# [What is being asked]
Reproduce the records without any change, starting at the first line and ending at the line that contains "historical-data-point <box>250 322", both included.

[START]

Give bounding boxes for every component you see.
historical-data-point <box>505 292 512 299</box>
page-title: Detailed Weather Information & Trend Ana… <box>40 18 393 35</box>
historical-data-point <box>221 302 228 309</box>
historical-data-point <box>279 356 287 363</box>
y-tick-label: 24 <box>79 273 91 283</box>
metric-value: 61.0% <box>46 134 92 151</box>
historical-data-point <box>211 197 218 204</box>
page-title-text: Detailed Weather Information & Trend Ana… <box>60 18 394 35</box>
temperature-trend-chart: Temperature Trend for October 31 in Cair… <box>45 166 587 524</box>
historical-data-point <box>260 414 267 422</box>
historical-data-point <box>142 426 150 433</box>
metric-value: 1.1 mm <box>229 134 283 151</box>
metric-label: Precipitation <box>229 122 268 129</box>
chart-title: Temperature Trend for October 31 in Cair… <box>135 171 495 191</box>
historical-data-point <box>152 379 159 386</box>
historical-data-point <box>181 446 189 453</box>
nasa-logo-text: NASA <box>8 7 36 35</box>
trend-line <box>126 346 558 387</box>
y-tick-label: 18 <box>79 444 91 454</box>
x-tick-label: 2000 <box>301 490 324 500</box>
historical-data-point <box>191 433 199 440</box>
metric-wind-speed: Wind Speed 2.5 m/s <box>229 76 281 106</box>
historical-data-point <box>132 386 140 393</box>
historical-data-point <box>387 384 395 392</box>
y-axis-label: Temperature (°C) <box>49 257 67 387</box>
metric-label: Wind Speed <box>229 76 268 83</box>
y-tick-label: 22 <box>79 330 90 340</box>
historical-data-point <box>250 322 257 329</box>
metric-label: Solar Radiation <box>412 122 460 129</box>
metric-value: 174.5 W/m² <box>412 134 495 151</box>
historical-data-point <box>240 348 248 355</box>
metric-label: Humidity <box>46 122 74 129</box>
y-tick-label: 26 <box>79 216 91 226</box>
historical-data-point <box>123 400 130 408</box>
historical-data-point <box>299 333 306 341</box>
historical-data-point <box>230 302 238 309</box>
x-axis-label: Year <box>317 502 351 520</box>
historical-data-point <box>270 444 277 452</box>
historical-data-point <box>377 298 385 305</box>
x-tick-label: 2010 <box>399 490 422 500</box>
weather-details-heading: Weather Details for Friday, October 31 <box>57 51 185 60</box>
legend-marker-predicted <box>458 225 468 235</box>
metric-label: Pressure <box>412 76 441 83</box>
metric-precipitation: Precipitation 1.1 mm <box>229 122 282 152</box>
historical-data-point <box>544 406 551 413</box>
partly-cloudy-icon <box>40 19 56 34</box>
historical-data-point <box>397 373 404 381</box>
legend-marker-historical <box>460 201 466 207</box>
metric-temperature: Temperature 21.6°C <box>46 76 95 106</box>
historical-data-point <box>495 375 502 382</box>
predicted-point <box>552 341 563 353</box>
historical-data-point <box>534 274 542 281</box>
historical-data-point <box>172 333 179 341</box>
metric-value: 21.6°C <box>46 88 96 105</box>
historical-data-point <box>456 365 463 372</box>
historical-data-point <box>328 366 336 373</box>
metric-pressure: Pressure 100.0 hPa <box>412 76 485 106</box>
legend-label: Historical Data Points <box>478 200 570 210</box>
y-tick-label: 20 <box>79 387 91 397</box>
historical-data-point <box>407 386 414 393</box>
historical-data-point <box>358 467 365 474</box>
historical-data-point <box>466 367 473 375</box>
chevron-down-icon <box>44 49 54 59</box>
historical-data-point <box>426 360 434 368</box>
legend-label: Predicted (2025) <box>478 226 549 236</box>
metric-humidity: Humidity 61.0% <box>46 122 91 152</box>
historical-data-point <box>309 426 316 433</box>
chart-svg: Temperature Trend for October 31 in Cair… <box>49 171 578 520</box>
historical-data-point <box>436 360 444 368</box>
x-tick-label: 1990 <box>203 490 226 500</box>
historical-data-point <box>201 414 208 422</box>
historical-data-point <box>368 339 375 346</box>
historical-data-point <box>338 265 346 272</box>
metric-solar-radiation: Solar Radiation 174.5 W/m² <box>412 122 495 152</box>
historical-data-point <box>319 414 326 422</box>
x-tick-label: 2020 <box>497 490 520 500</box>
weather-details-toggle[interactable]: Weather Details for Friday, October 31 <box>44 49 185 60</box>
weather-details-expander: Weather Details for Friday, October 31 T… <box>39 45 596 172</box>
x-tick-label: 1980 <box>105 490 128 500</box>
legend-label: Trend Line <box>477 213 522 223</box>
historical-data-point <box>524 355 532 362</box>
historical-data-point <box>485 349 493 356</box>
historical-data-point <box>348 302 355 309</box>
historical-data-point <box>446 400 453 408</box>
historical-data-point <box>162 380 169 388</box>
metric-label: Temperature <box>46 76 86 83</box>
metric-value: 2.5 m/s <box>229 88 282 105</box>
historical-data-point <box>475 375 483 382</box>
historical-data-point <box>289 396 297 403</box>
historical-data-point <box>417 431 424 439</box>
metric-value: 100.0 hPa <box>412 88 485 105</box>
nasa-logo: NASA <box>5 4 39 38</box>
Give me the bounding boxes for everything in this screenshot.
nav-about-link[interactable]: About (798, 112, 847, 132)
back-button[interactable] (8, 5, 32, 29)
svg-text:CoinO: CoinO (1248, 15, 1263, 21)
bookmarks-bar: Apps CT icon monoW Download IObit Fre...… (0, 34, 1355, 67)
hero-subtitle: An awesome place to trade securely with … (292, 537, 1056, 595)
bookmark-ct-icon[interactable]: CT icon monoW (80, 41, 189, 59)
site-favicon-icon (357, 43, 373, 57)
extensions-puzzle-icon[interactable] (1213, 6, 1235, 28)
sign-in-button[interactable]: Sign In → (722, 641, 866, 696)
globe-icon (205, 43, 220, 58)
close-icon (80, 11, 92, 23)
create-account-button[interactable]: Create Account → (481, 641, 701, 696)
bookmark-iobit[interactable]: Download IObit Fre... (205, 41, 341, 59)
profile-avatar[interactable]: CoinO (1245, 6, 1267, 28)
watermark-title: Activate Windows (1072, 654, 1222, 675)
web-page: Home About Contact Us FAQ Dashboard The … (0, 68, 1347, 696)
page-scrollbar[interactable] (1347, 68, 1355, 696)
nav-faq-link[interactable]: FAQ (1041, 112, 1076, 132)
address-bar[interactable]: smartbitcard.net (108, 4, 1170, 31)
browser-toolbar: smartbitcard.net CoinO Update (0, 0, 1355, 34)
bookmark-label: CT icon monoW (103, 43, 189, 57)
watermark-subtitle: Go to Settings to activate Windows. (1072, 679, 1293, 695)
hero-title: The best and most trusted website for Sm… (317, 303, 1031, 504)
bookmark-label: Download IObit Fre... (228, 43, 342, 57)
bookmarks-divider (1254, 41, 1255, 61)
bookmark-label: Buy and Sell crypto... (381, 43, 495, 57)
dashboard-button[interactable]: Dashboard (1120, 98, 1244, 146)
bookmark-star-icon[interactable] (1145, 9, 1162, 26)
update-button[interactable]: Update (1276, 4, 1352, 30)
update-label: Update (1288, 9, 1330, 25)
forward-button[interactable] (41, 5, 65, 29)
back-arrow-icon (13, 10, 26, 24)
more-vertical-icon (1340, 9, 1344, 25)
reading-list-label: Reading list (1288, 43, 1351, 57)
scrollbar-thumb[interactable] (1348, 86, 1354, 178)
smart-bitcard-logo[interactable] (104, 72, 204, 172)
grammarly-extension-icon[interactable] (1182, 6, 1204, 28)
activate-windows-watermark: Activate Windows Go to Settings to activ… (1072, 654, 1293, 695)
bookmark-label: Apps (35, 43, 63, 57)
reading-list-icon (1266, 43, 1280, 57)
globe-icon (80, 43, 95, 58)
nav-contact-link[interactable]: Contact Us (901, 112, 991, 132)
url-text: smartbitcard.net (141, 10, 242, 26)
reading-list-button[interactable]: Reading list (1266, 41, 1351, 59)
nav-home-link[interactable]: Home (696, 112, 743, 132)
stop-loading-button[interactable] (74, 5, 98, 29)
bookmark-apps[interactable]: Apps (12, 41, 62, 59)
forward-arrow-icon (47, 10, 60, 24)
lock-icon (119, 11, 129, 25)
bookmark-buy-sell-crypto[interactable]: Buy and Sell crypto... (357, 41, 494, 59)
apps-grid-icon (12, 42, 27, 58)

[END]

# [Response to the task]
Give bounding boxes for every component you see.
historical-data-point <box>505 292 512 299</box>
page-title: Detailed Weather Information & Trend Ana… <box>40 18 393 35</box>
historical-data-point <box>221 302 228 309</box>
historical-data-point <box>279 356 287 363</box>
y-tick-label: 24 <box>79 273 91 283</box>
metric-value: 61.0% <box>46 134 92 151</box>
historical-data-point <box>211 197 218 204</box>
page-title-text: Detailed Weather Information & Trend Ana… <box>60 18 394 35</box>
temperature-trend-chart: Temperature Trend for October 31 in Cair… <box>45 166 587 524</box>
historical-data-point <box>260 414 267 422</box>
historical-data-point <box>142 426 150 433</box>
metric-value: 1.1 mm <box>229 134 283 151</box>
metric-label: Precipitation <box>229 122 268 129</box>
chart-title: Temperature Trend for October 31 in Cair… <box>135 171 495 191</box>
historical-data-point <box>152 379 159 386</box>
historical-data-point <box>181 446 189 453</box>
nasa-logo-text: NASA <box>8 7 36 35</box>
trend-line <box>126 346 558 387</box>
y-tick-label: 18 <box>79 444 91 454</box>
x-tick-label: 2000 <box>301 490 324 500</box>
historical-data-point <box>191 433 199 440</box>
metric-wind-speed: Wind Speed 2.5 m/s <box>229 76 281 106</box>
historical-data-point <box>132 386 140 393</box>
historical-data-point <box>387 384 395 392</box>
y-axis-label: Temperature (°C) <box>49 257 67 387</box>
metric-label: Wind Speed <box>229 76 268 83</box>
y-tick-label: 22 <box>79 330 90 340</box>
historical-data-point <box>250 322 257 329</box>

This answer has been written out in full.